## What is asked
Report every line in the listing below where the string "november" shows up.

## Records
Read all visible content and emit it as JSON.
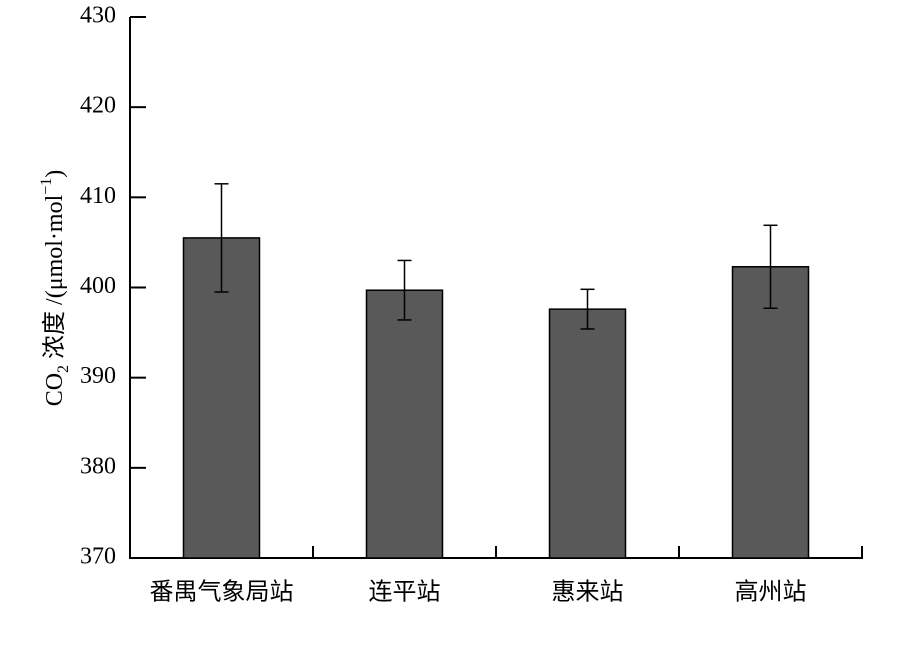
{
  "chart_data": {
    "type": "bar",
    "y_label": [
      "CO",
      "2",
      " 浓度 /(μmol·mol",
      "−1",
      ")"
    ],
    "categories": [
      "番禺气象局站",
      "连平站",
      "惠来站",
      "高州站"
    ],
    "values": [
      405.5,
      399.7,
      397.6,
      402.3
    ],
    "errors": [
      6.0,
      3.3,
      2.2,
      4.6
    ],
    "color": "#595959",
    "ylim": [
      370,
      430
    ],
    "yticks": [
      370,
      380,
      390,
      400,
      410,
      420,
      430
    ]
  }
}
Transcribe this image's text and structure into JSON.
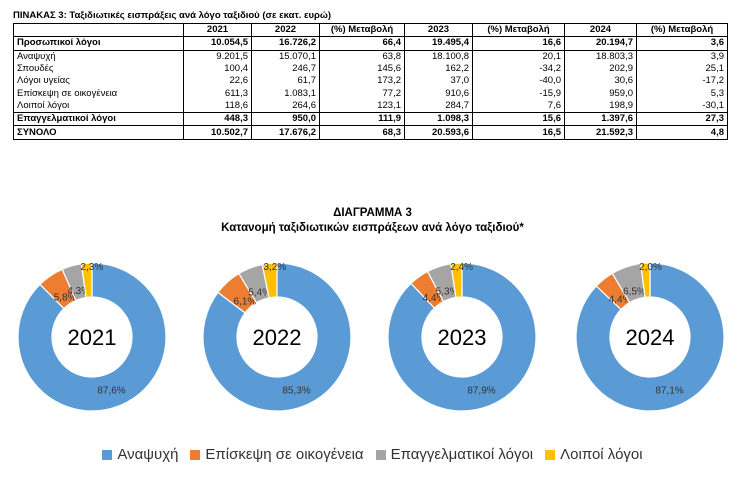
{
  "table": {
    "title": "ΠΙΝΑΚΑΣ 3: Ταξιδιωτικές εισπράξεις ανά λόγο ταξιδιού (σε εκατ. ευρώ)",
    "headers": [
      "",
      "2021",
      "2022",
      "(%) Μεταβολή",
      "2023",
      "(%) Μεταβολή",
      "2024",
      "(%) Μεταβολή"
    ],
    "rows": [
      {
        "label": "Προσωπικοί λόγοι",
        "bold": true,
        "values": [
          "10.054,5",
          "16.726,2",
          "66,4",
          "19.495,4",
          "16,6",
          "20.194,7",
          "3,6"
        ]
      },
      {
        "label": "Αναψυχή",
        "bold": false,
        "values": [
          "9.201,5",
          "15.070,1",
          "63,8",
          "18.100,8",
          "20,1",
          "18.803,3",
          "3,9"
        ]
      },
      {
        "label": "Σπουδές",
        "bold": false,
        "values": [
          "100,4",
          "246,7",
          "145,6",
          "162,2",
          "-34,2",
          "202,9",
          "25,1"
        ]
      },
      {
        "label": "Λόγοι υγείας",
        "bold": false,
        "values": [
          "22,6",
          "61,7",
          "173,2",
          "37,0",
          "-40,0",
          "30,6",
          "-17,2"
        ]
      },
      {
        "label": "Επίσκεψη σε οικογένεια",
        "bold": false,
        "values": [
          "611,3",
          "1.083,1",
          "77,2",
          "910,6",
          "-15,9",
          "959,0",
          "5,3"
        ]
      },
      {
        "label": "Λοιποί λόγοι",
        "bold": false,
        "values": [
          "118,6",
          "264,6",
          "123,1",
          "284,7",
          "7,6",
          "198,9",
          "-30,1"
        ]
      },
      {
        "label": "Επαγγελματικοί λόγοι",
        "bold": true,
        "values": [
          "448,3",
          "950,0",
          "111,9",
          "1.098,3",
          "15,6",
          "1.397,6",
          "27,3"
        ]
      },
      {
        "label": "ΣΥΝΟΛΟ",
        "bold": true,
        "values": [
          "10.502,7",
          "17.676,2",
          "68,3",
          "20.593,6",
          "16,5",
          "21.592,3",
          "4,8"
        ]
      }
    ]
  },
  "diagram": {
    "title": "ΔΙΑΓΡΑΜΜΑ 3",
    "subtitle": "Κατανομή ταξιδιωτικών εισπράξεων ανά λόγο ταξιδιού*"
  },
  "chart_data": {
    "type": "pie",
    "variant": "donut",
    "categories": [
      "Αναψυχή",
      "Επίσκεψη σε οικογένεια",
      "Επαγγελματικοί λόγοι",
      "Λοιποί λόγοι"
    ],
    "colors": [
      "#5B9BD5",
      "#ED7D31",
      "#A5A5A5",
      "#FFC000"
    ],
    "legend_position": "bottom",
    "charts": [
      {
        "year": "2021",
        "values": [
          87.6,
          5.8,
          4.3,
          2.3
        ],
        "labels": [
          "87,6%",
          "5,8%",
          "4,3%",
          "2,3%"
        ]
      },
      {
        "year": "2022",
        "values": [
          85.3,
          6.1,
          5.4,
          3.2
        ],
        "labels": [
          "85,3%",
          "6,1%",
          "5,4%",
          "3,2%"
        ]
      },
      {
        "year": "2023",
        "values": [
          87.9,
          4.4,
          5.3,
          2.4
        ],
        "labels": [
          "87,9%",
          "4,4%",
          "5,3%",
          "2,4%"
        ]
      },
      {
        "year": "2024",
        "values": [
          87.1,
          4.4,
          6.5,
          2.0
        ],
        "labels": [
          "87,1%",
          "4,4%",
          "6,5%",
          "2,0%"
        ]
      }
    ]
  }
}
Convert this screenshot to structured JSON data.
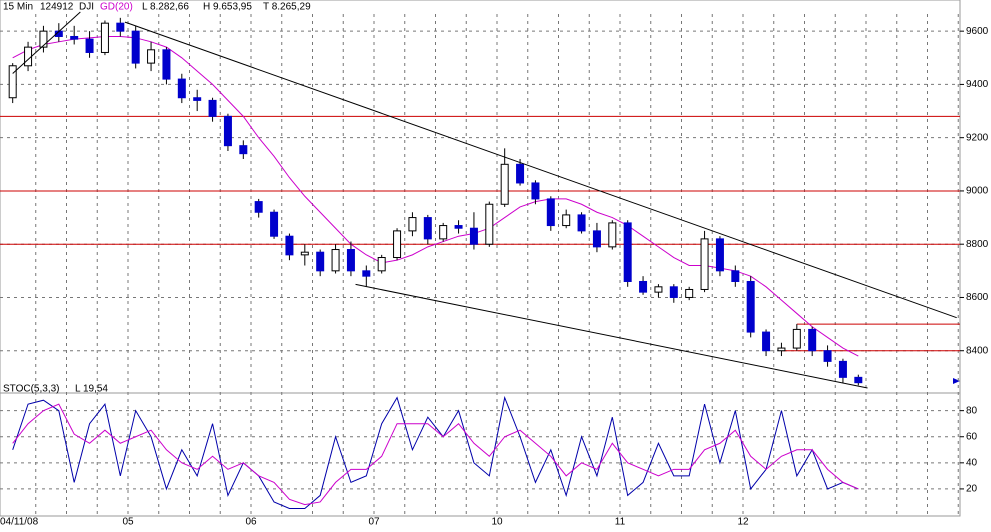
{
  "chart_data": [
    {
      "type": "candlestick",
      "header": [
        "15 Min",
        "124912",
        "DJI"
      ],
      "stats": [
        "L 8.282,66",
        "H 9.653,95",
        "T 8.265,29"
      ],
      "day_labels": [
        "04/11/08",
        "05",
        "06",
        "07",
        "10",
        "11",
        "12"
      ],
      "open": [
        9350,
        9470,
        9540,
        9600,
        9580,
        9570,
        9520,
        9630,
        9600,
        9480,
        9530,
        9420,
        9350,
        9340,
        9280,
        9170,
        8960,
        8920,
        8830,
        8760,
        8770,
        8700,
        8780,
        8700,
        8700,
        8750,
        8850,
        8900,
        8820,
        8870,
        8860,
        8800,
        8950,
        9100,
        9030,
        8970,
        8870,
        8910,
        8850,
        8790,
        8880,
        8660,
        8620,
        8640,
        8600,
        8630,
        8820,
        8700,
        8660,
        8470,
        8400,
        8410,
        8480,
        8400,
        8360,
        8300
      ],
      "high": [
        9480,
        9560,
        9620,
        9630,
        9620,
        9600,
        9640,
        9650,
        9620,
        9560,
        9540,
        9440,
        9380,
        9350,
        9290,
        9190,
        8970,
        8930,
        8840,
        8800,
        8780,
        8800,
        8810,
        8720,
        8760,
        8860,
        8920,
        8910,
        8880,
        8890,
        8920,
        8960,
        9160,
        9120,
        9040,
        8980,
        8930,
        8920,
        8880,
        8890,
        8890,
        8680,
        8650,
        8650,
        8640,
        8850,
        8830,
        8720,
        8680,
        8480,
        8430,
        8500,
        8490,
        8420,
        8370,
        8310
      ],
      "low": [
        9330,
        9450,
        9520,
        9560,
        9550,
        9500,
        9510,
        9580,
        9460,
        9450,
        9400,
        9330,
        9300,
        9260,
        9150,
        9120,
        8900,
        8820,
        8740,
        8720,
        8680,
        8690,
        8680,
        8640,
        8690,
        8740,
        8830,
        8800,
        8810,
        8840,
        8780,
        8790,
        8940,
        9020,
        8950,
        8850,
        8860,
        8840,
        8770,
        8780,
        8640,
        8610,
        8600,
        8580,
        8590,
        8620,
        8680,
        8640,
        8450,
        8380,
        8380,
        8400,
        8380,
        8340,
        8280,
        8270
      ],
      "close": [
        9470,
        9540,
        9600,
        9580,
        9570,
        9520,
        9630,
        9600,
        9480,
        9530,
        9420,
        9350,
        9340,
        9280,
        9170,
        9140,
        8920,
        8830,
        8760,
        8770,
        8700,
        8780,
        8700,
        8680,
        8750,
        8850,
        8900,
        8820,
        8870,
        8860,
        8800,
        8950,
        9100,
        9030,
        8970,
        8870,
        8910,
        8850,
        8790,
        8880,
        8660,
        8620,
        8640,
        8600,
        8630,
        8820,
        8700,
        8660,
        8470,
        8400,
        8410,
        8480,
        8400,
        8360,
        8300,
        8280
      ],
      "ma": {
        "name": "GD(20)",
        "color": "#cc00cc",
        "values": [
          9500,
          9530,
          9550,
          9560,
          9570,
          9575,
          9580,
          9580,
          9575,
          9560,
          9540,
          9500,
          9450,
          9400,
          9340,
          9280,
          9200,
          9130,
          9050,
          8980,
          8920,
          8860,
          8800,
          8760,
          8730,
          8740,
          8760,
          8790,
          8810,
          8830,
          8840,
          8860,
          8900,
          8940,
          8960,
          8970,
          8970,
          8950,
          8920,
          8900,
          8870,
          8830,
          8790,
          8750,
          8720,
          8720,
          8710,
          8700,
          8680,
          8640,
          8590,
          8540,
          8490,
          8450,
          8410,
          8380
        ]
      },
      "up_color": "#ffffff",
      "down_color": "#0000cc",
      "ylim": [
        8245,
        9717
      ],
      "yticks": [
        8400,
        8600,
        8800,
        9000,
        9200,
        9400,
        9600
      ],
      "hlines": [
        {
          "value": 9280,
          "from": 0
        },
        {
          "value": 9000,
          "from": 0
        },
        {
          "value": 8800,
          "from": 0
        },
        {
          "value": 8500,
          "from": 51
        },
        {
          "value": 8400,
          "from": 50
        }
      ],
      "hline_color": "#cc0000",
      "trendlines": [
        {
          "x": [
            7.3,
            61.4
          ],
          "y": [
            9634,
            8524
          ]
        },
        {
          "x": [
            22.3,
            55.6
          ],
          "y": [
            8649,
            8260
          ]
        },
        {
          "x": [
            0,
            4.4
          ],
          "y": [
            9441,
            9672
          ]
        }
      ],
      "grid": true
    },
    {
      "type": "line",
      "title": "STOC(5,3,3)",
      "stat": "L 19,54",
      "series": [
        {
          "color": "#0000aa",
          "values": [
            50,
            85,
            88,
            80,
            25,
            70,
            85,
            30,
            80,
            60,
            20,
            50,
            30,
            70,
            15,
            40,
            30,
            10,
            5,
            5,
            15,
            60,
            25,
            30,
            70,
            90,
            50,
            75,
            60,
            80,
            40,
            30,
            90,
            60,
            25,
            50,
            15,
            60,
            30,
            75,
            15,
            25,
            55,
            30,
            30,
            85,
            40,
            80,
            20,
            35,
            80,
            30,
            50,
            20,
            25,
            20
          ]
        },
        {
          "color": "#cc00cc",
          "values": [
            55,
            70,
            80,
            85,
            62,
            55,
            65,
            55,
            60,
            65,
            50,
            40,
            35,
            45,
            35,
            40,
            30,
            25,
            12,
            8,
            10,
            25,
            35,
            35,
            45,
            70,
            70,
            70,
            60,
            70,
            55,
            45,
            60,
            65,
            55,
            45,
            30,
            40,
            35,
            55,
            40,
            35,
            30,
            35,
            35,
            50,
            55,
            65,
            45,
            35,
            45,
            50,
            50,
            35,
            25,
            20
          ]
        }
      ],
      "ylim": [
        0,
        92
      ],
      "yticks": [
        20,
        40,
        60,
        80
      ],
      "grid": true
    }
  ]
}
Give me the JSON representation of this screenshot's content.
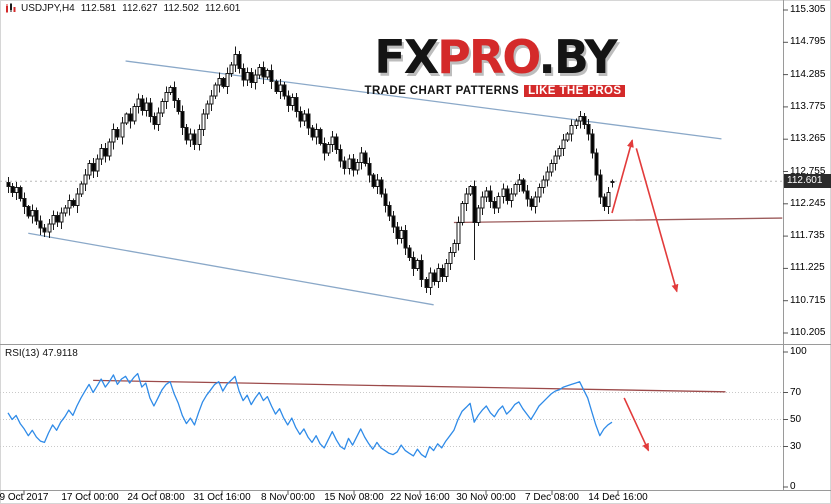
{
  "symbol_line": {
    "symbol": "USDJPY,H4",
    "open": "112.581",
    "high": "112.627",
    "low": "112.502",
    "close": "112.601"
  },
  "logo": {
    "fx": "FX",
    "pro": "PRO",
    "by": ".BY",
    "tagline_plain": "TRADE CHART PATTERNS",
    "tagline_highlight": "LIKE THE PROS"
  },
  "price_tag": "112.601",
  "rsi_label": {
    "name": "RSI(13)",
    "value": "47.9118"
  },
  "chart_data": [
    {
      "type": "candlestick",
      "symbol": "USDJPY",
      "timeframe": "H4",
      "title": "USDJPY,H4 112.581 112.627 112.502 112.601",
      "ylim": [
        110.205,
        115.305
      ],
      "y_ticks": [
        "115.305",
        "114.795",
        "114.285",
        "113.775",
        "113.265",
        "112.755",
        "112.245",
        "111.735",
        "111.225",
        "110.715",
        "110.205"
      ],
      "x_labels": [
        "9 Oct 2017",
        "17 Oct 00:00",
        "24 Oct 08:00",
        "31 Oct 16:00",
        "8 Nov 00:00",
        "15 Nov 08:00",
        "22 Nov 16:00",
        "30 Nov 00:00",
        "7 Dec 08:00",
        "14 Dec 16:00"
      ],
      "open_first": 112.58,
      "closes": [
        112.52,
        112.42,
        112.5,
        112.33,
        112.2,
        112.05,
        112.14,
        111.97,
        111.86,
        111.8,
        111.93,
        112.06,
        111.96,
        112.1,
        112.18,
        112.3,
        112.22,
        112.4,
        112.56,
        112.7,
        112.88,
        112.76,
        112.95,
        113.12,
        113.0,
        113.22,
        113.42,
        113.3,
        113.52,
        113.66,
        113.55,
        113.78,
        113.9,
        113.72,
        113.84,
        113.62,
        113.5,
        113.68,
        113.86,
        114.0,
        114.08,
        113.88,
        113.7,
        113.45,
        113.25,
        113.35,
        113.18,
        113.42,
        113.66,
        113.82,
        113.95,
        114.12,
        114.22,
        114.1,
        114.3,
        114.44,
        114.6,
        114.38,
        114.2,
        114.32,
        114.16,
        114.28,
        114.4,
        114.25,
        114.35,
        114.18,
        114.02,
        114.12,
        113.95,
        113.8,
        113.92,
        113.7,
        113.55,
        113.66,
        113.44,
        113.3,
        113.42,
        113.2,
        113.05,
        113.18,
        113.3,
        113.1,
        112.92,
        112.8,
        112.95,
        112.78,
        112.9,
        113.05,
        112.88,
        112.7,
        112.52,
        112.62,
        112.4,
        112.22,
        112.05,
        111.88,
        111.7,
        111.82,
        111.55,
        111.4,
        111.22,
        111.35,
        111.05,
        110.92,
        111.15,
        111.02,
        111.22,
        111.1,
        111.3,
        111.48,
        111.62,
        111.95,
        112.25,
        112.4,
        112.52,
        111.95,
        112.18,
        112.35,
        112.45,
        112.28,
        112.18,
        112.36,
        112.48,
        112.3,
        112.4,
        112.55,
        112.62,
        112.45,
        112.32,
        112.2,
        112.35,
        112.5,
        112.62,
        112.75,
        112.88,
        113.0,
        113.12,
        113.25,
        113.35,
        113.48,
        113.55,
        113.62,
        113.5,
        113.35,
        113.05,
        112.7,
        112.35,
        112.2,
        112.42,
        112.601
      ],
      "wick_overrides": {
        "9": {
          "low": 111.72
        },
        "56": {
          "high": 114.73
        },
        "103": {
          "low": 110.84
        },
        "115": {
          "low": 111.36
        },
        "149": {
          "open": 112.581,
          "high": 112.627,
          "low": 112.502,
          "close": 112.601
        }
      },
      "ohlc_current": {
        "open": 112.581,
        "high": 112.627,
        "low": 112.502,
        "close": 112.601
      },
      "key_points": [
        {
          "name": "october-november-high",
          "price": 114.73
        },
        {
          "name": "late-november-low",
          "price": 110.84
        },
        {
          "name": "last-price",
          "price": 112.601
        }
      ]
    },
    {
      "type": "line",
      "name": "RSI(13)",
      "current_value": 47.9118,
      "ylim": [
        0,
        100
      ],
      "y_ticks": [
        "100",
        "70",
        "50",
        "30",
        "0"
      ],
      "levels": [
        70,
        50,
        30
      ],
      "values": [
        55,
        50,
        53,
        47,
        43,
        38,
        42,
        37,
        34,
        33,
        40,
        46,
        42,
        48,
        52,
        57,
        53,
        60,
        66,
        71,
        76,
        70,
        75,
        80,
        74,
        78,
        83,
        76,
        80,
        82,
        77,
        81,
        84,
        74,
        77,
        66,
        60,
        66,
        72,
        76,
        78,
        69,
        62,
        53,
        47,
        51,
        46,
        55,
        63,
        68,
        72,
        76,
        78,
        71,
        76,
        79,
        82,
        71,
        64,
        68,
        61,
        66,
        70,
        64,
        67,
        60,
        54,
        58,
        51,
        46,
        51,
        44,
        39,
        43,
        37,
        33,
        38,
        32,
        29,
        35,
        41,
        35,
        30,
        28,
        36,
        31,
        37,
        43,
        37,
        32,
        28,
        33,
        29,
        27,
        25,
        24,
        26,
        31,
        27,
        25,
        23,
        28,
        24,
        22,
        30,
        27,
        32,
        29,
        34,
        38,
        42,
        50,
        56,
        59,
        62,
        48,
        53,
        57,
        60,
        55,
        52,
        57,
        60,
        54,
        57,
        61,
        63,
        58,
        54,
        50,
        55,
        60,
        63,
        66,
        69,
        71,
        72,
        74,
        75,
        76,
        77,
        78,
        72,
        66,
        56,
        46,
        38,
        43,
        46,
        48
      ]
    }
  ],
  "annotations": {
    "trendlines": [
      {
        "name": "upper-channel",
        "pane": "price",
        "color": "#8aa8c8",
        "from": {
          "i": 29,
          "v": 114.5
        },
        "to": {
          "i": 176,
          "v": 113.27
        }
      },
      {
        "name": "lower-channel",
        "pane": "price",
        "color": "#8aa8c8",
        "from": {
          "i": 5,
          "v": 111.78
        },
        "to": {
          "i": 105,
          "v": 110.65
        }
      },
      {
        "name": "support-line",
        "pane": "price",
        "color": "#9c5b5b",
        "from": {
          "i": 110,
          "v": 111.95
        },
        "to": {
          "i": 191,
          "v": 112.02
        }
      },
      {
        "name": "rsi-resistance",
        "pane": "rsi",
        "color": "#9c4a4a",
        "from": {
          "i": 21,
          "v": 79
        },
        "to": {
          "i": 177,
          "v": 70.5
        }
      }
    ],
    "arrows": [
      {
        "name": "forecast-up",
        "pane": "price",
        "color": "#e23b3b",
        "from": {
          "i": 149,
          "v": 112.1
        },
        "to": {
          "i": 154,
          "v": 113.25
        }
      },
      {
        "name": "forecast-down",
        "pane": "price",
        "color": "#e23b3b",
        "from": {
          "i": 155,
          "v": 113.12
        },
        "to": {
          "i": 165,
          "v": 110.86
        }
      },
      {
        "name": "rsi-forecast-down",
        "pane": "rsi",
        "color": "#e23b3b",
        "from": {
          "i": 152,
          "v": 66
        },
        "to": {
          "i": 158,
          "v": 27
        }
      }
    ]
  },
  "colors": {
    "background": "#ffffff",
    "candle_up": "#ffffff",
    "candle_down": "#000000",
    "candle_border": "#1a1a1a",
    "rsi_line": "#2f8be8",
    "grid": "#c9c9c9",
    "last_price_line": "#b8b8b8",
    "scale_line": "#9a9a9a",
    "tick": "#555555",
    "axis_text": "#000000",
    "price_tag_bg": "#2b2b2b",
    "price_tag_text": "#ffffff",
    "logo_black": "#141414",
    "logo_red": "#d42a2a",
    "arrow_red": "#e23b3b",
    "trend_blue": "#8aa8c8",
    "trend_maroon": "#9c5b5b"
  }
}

## Final result
          "name": "october-november-high",
          "name": "late-november-low",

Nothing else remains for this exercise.